(EXERCISE TASK)
Copy out all the lines where "point" shows up.

(DATASET EXCERPTS)
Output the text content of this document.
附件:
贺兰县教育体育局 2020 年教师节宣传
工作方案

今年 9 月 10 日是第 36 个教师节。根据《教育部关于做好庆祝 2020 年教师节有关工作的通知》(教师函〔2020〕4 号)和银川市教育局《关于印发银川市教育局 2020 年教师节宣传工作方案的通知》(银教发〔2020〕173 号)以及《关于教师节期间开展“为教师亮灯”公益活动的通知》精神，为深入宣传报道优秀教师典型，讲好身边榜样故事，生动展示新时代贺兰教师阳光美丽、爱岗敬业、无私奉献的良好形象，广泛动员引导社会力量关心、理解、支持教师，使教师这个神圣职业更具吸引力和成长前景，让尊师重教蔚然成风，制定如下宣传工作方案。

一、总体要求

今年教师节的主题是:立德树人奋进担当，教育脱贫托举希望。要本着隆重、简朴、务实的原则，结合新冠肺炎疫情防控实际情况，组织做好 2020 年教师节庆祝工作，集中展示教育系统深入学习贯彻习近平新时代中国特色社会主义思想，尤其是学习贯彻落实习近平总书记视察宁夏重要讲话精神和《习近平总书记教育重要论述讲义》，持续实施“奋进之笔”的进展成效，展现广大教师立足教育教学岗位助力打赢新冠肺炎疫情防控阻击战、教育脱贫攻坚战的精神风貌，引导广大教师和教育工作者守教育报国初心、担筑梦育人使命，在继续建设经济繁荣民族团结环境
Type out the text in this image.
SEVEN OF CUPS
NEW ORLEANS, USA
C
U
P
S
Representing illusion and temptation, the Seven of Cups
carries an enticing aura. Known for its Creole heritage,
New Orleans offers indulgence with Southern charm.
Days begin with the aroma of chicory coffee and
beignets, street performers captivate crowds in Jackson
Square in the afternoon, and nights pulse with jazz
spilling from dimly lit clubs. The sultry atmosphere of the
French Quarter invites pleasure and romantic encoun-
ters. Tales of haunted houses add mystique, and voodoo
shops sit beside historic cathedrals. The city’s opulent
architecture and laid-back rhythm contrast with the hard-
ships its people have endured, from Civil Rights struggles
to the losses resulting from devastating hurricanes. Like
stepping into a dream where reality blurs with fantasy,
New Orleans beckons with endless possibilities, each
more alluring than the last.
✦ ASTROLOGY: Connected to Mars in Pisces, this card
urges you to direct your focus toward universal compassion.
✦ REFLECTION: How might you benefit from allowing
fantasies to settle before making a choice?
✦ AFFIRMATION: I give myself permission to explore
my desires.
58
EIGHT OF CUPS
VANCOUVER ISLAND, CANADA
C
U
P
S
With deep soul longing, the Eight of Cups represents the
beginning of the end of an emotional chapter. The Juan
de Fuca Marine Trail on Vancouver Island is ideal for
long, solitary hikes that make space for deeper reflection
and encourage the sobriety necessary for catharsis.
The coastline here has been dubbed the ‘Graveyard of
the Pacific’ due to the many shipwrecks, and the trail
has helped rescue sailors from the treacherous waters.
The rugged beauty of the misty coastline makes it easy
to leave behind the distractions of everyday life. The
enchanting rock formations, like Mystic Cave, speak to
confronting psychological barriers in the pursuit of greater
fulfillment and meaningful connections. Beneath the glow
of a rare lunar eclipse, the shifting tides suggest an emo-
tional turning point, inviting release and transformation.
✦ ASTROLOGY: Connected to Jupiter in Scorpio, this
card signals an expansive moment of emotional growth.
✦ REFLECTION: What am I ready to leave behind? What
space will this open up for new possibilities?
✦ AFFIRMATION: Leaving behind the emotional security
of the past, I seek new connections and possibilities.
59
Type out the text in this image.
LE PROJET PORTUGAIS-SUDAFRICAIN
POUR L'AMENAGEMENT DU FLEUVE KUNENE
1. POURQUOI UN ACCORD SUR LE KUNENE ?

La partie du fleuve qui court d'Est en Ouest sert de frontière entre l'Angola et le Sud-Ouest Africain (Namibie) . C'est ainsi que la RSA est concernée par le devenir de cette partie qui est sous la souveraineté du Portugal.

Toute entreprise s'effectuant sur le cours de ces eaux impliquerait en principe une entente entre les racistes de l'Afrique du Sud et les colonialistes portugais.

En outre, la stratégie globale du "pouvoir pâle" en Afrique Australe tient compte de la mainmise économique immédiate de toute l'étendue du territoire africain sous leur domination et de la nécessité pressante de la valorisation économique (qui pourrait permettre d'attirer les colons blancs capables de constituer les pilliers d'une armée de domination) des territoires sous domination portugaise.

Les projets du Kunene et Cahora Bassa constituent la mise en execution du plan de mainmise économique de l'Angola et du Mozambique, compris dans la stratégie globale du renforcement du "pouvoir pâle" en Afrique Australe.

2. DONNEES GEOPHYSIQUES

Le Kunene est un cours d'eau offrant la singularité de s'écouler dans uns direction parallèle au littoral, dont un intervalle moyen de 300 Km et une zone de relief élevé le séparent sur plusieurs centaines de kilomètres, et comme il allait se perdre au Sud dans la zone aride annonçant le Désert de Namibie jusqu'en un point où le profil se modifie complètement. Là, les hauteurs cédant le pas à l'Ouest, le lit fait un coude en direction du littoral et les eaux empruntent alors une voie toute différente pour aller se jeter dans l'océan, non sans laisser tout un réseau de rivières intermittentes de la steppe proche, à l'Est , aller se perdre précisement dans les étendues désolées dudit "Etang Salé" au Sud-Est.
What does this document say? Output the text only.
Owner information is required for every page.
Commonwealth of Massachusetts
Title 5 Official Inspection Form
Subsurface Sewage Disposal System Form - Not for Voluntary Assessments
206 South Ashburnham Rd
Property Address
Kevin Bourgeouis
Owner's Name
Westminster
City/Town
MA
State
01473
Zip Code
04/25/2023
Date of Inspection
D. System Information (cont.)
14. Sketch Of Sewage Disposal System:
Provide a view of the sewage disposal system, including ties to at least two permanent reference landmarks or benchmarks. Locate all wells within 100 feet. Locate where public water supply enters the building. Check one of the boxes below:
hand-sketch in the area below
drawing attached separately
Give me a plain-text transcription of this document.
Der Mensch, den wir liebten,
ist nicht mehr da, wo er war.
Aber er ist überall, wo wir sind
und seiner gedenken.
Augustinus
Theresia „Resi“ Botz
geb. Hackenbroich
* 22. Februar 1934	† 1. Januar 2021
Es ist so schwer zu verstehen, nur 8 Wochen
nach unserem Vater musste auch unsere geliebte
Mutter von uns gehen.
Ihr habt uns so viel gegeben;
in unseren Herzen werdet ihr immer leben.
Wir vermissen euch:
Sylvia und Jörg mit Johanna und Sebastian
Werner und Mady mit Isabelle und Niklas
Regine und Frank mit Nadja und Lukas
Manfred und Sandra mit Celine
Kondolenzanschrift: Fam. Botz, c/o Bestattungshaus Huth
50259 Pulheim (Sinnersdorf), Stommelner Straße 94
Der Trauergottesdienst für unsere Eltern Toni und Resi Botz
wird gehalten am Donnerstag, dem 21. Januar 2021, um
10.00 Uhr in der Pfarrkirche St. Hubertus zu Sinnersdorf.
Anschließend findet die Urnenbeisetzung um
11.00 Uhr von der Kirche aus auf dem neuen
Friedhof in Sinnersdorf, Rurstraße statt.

(TASK SOLUTION)
tional turning point, inviting release and transformation.
Le Kunene est un cours d'eau offrant la singularité de s'écouler dans uns direction parallèle au littoral, dont un intervalle moyen de 300 Km et une zone de relief élevé le séparent sur plusieurs centaines de kilomètres, et comme il allait se perdre au Sud dans la zone aride annonçant le Désert de Namibie jusqu'en un point où le profil se modifie complètement. Là, les hauteurs cédant le pas à l'Ouest, le lit fait un coude en direction du littoral et les eaux empruntent alors une voie toute différente pour aller se jeter dans l'océan, non sans laisser tout un réseau de rivières intermittentes de la steppe proche, à l'Est , aller se perdre précisement dans les étendues désolées dudit "Etang Salé" au Sud-Est.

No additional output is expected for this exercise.